Leave out any picture and return the remaining listing below exactly as given.
start
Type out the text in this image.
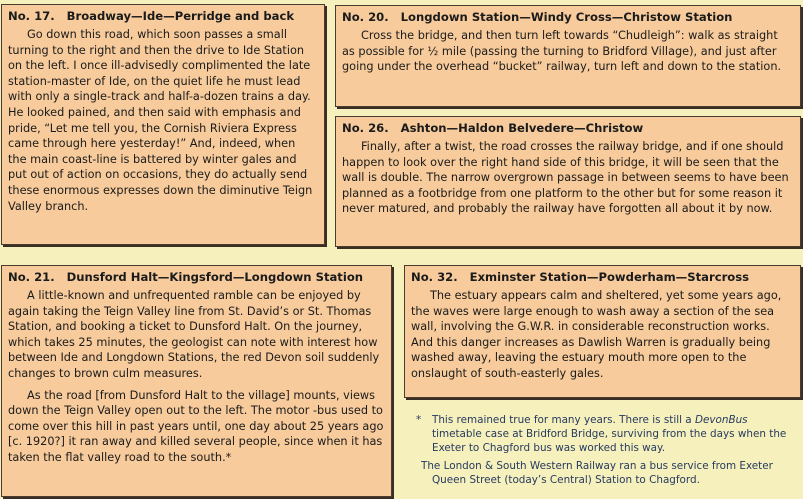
No. 17. Broadway—Ide—Perridge and back

Go down this road, which soon passes a small turning to the right and then the drive to Ide Station on the left. I once ill-advisedly complimented the late station-master of Ide, on the quiet life he must lead with only a single-track and half-a-dozen trains a day. He looked pained, and then said with emphasis and pride, “Let me tell you, the Cornish Riviera Express came through here yesterday!” And, indeed, when the main coast-line is battered by winter gales and put out of action on occasions, they do actually send these enormous expresses down the diminutive Teign Valley branch.

No. 20. Longdown Station—Windy Cross—Christow Station

Cross the bridge, and then turn left towards “Chudleigh”: walk as straight as possible for ½ mile (passing the turning to Bridford Village), and just after going under the overhead “bucket” railway, turn left and down to the station.

No. 26. Ashton—Haldon Belvedere—Christow

Finally, after a twist, the road crosses the railway bridge, and if one should happen to look over the right hand side of this bridge, it will be seen that the wall is double. The narrow overgrown passage in between seems to have been planned as a footbridge from one platform to the other but for some reason it never matured, and probably the railway have forgotten all about it by now.

No. 21. Dunsford Halt—Kingsford—Longdown Station

A little-known and unfrequented ramble can be enjoyed by again taking the Teign Valley line from St. David’s or St. Thomas Station, and booking a ticket to Dunsford Halt. On the journey, which takes 25 minutes, the geologist can note with interest how between Ide and Longdown Stations, the red Devon soil suddenly changes to brown culm measures.

As the road [from Dunsford Halt to the village] mounts, views down the Teign Valley open out to the left. The motor -bus used to come over this hill in past years until, one day about 25 years ago [c. 1920?] it ran away and killed several people, since when it has taken the flat valley road to the south.*

No. 32. Exminster Station—Powderham—Starcross

The estuary appears calm and sheltered, yet some years ago, the waves were large enough to wash away a section of the sea wall, involving the G.W.R. in considerable reconstruction works. And this danger increases as Dawlish Warren is gradually being washed away, leaving the estuary mouth more open to the onslaught of south-easterly gales.

* This remained true for many years. There is still a DevonBus timetable case at Bridford Bridge, surviving from the days when the Exeter to Chagford bus was worked this way.

The London & South Western Railway ran a bus service from Exeter Queen Street (today’s Central) Station to Chagford.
end
## Result of this task
Type out the text in this image.
No. 17. Broadway—Ide—Perridge and back

Go down this road, which soon passes a small turning to the right and then the drive to Ide Station on the left. I once ill-advisedly complimented the late station-master of Ide, on the quiet life he must lead with only a single-track and half-a-dozen trains a day. He looked pained, and then said with emphasis and pride, “Let me tell you, the Cornish Riviera Express came through here yesterday!” And, indeed, when the main coast-line is battered by winter gales and put out of action on occasions, they do actually send these enormous expresses down the diminutive Teign Valley branch.

No. 20. Longdown Station—Windy Cross—Christow Station

Cross the bridge, and then turn left towards “Chudleigh”: walk as straight as possible for ½ mile (passing the turning to Bridford Village), and just after going under the overhead “bucket” railway, turn left and down to the station.

No. 26. Ashton—Haldon Belvedere—Christow

Finally, after a twist, the road crosses the railway bridge, and if one should happen to look over the right hand side of this bridge, it will be seen that the wall is double. The narrow overgrown passage in between seems to have been planned as a footbridge from one platform to the other but for some reason it never matured, and probably the railway have forgotten all about it by now.

No. 21. Dunsford Halt—Kingsford—Longdown Station

A little-known and unfrequented ramble can be enjoyed by again taking the Teign Valley line from St. David’s or St. Thomas Station, and booking a ticket to Dunsford Halt. On the journey, which takes 25 minutes, the geologist can note with interest how between Ide and Longdown Stations, the red Devon soil suddenly changes to brown culm measures.

As the road [from Dunsford Halt to the village] mounts, views down the Teign Valley open out to the left. The motor -bus used to come over this hill in past years until, one day about 25 years ago [c. 1920?] it ran away and killed several people, since when it has taken the flat valley road to the south.*

No. 32. Exminster Station—Powderham—Starcross

The estuary appears calm and sheltered, yet some years ago, the waves were large enough to wash away a section of the sea wall, involving the G.W.R. in considerable reconstruction works. And this danger increases as Dawlish Warren is gradually being washed away, leaving the estuary mouth more open to the onslaught of south-easterly gales.

* This remained true for many years. There is still a DevonBus timetable case at Bridford Bridge, surviving from the days when the Exeter to Chagford bus was worked this way.

The London & South Western Railway ran a bus service from Exeter Queen Street (today’s Central) Station to Chagford.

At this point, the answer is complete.